-- What is required --
Examine each line of the data. Copy those that contain the string "this".

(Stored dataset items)
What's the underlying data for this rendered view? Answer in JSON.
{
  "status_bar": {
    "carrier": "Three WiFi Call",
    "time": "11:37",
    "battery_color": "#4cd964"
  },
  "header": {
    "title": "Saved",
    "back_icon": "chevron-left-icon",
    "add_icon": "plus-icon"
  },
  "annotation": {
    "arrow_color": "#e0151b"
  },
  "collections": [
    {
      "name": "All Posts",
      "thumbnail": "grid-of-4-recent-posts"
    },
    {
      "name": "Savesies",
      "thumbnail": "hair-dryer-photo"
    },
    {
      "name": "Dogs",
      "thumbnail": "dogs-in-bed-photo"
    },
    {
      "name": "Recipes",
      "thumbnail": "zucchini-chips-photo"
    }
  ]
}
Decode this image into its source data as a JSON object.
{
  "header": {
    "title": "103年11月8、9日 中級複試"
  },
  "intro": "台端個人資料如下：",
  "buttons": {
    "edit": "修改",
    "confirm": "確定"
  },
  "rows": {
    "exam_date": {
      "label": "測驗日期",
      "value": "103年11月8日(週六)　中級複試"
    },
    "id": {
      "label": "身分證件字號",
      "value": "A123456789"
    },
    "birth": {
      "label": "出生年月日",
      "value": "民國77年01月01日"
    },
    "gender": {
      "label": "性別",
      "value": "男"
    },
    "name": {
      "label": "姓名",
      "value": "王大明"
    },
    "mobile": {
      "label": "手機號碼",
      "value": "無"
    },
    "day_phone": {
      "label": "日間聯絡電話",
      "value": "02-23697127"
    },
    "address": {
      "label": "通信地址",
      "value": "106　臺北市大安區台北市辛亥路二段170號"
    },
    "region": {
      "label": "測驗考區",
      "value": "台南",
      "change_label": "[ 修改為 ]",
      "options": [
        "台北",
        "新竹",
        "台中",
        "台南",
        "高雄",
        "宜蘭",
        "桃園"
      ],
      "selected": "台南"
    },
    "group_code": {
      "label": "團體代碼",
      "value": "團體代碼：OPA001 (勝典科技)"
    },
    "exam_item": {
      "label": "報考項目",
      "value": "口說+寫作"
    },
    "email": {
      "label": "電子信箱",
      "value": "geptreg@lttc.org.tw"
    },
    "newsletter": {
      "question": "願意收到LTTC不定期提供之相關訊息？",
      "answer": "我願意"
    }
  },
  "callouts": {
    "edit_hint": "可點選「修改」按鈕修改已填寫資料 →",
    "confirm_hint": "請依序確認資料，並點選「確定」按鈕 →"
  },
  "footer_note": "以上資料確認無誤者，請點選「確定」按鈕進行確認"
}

==

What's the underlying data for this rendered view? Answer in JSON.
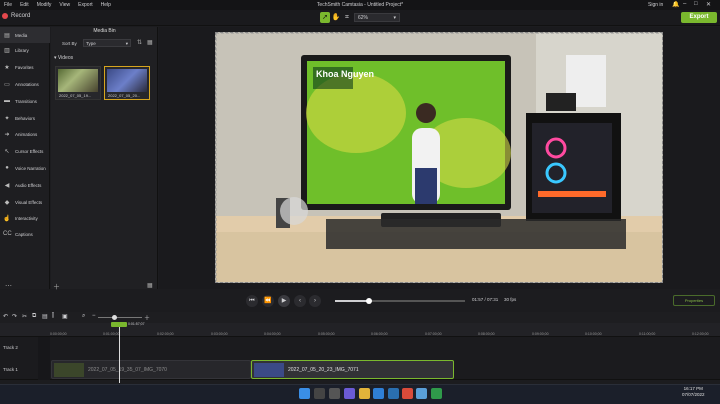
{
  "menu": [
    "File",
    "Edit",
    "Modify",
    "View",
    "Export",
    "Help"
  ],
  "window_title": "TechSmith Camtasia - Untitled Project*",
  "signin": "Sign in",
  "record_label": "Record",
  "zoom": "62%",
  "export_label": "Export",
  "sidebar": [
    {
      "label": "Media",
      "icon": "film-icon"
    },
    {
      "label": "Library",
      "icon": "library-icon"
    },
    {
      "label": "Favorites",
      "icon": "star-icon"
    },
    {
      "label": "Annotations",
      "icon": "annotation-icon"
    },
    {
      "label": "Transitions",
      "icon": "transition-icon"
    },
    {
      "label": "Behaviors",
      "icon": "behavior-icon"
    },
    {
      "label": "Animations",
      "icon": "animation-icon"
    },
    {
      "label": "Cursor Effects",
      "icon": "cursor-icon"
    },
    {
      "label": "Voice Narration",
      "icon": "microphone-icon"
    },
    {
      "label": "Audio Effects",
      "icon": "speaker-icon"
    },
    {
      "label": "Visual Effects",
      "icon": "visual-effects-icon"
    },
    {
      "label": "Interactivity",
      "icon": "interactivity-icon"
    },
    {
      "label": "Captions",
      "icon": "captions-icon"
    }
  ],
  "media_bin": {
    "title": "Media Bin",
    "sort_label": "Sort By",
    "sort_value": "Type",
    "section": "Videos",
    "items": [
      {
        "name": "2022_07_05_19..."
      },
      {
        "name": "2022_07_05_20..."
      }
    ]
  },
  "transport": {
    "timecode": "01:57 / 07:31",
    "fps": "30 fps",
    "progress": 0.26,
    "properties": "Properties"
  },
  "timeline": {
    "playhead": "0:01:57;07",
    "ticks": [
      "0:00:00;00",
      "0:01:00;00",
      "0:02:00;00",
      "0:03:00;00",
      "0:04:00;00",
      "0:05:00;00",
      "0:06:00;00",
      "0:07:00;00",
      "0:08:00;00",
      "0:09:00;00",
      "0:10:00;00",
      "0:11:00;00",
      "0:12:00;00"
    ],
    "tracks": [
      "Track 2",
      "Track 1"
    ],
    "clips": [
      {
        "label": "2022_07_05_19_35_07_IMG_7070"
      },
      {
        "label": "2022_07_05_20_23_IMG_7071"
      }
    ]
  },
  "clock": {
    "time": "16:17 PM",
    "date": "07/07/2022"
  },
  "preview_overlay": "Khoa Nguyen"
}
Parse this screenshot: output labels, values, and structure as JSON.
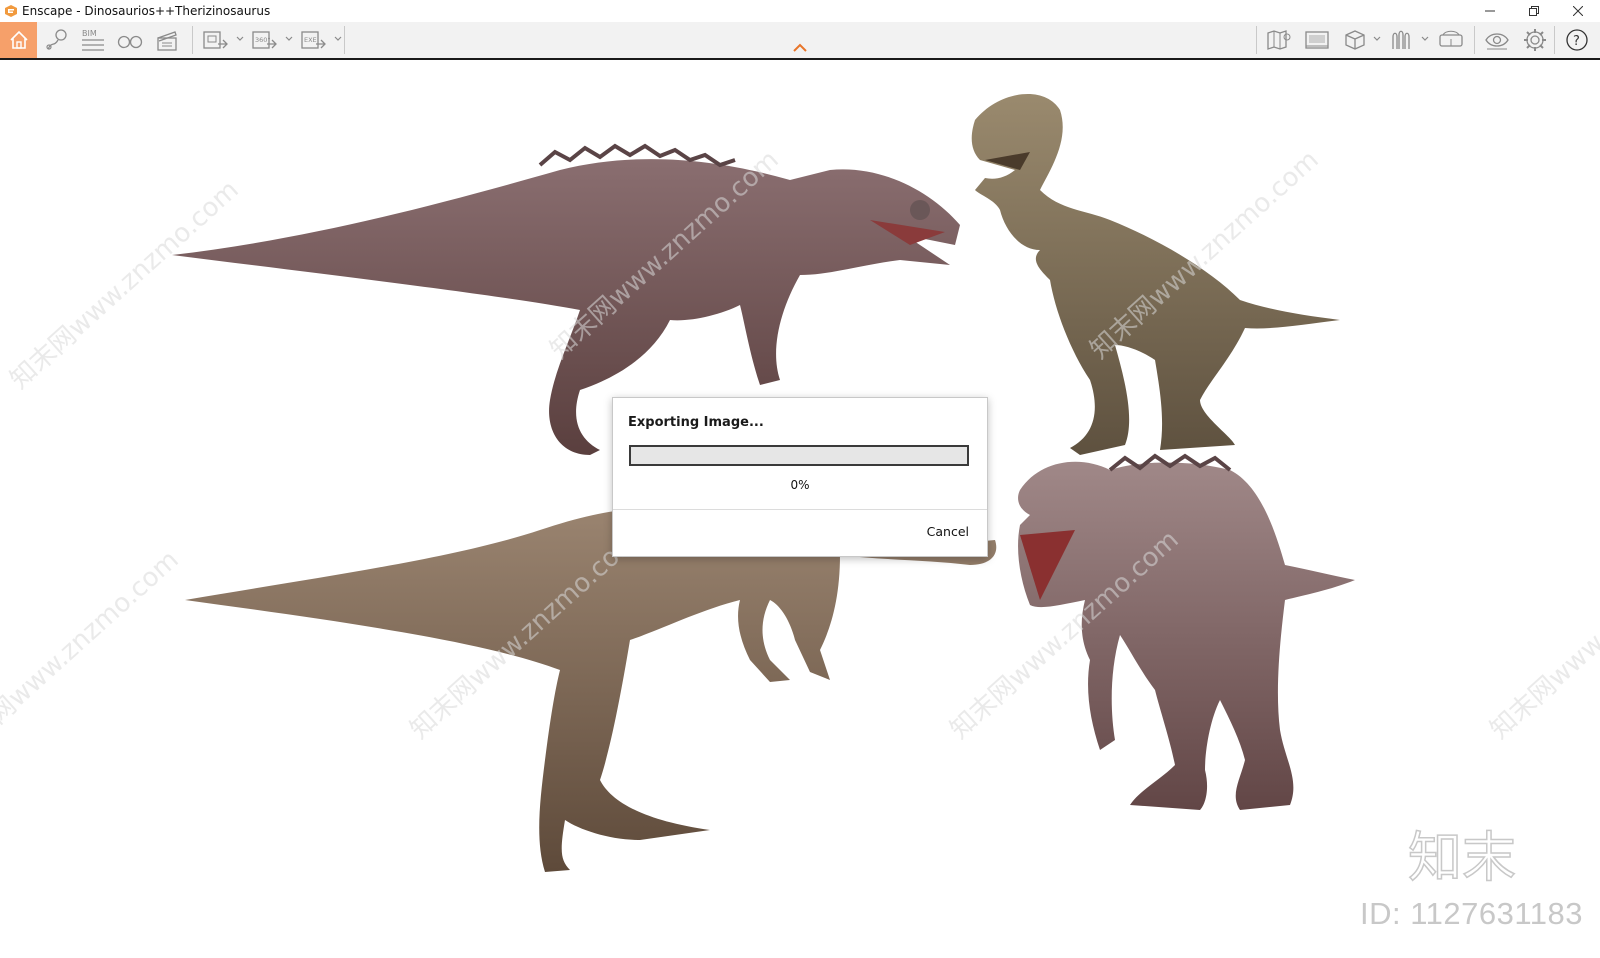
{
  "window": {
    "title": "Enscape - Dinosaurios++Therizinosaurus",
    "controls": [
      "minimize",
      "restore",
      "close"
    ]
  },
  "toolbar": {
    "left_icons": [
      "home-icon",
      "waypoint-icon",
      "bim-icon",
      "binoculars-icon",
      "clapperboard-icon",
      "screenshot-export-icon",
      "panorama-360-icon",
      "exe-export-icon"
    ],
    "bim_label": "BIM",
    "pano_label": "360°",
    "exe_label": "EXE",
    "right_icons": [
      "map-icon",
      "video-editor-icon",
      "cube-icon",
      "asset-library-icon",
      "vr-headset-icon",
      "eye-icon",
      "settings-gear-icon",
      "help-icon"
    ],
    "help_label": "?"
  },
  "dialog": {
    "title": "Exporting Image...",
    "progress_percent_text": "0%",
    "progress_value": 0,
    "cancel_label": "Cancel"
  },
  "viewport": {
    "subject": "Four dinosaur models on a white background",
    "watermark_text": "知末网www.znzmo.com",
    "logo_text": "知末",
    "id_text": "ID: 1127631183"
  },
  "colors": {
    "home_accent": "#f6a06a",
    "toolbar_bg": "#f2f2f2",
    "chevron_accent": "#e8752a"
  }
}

-- Complete response --
What's the underlying data for this rendered view? Answer in JSON.
Decode this image into its source data as a JSON object.
What's the underlying data for this rendered view? Answer in JSON.
Parse this screenshot: output labels, values, and structure as JSON.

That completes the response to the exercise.